- TASK DIRECTIONS -
Identify every line in the records below that contains the word "right", and copy each of those lines.

- ENTRIES SHOWN -
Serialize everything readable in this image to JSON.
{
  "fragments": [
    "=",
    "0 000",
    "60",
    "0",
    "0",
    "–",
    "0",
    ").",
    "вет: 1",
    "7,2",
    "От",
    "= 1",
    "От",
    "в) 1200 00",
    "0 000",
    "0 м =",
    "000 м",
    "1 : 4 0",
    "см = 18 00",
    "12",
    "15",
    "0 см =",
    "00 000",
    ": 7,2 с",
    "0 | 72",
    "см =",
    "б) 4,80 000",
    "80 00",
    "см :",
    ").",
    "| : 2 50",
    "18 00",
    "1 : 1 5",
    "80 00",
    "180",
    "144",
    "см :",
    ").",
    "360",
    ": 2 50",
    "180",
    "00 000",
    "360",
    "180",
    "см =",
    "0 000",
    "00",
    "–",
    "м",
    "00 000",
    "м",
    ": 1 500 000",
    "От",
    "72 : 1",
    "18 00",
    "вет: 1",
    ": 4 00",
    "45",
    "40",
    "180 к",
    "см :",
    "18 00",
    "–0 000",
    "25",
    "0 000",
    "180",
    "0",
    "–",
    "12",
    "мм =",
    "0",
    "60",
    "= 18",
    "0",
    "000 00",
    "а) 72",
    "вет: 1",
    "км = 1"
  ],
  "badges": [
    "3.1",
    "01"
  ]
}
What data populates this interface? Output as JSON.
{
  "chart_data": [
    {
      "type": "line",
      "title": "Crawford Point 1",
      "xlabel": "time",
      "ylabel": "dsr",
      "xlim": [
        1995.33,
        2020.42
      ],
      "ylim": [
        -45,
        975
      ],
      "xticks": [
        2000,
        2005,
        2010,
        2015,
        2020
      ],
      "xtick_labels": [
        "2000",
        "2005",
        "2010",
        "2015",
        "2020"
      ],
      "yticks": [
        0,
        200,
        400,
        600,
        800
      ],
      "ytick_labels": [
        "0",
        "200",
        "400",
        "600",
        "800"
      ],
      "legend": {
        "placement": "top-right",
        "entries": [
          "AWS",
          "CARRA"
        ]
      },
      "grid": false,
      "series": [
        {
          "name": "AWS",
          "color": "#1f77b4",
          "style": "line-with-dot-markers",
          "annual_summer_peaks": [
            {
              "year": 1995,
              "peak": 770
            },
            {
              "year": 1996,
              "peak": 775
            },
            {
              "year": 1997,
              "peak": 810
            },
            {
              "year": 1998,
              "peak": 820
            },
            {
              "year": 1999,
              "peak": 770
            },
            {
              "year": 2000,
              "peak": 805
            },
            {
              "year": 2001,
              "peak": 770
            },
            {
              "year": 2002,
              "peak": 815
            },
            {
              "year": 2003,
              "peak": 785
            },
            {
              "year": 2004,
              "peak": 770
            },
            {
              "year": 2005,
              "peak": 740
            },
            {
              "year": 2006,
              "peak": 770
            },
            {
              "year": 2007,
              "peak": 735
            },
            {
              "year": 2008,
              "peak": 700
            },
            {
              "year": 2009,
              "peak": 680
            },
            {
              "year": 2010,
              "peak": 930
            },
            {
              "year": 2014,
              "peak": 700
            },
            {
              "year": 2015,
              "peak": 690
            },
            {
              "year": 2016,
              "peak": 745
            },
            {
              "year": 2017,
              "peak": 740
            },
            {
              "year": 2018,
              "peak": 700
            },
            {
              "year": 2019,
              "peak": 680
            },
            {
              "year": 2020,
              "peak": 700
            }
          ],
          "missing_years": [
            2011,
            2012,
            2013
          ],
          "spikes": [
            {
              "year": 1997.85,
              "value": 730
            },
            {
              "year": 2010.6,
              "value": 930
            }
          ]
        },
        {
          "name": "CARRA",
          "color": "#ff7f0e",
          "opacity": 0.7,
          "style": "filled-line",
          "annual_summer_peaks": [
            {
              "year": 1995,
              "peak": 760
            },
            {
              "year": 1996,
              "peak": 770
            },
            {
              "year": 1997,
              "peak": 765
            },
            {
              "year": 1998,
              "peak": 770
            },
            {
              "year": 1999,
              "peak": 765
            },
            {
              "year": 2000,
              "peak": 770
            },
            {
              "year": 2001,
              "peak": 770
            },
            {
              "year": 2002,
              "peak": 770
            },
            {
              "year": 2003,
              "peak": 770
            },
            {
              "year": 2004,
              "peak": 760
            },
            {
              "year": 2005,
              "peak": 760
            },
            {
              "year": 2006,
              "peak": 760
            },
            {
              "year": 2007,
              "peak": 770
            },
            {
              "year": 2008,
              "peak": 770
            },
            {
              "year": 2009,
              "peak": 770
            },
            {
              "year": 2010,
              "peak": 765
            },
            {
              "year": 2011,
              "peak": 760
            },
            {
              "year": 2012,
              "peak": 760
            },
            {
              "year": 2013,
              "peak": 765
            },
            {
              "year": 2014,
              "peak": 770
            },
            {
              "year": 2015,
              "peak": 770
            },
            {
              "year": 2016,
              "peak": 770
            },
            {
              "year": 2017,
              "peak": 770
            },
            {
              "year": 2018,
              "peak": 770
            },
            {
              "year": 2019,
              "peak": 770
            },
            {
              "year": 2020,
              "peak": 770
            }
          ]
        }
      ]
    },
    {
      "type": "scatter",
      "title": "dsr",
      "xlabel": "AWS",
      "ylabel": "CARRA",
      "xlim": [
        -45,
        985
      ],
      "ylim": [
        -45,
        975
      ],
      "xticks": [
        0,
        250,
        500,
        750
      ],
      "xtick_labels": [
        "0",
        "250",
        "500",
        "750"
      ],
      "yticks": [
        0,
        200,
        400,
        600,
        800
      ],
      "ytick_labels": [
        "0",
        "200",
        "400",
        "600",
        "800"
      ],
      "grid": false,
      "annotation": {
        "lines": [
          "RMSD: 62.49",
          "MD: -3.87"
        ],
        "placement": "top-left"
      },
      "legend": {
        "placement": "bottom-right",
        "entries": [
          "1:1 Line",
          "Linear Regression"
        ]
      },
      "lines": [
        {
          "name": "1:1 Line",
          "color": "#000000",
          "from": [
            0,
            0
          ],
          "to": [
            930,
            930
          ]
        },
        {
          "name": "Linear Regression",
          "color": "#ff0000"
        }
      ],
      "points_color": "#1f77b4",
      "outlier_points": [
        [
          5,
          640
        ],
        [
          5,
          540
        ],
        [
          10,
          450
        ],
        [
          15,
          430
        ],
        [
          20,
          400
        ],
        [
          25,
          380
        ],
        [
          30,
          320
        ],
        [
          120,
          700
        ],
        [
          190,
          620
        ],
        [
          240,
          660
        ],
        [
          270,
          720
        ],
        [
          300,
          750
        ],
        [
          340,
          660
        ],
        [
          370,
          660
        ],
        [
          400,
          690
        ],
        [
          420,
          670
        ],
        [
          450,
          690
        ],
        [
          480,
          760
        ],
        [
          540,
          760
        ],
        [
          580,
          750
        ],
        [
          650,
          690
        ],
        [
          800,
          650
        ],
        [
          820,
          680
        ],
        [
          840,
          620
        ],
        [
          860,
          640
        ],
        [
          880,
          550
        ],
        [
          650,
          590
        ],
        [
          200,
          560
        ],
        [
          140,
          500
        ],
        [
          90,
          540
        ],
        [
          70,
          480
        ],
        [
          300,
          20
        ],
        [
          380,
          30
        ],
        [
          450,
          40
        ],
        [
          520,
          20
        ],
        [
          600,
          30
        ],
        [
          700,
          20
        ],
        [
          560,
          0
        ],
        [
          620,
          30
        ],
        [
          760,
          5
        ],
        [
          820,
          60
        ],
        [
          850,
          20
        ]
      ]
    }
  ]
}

- COMPLETE OUTPUT -
        "placement": "top-right",
        "placement": "bottom-right",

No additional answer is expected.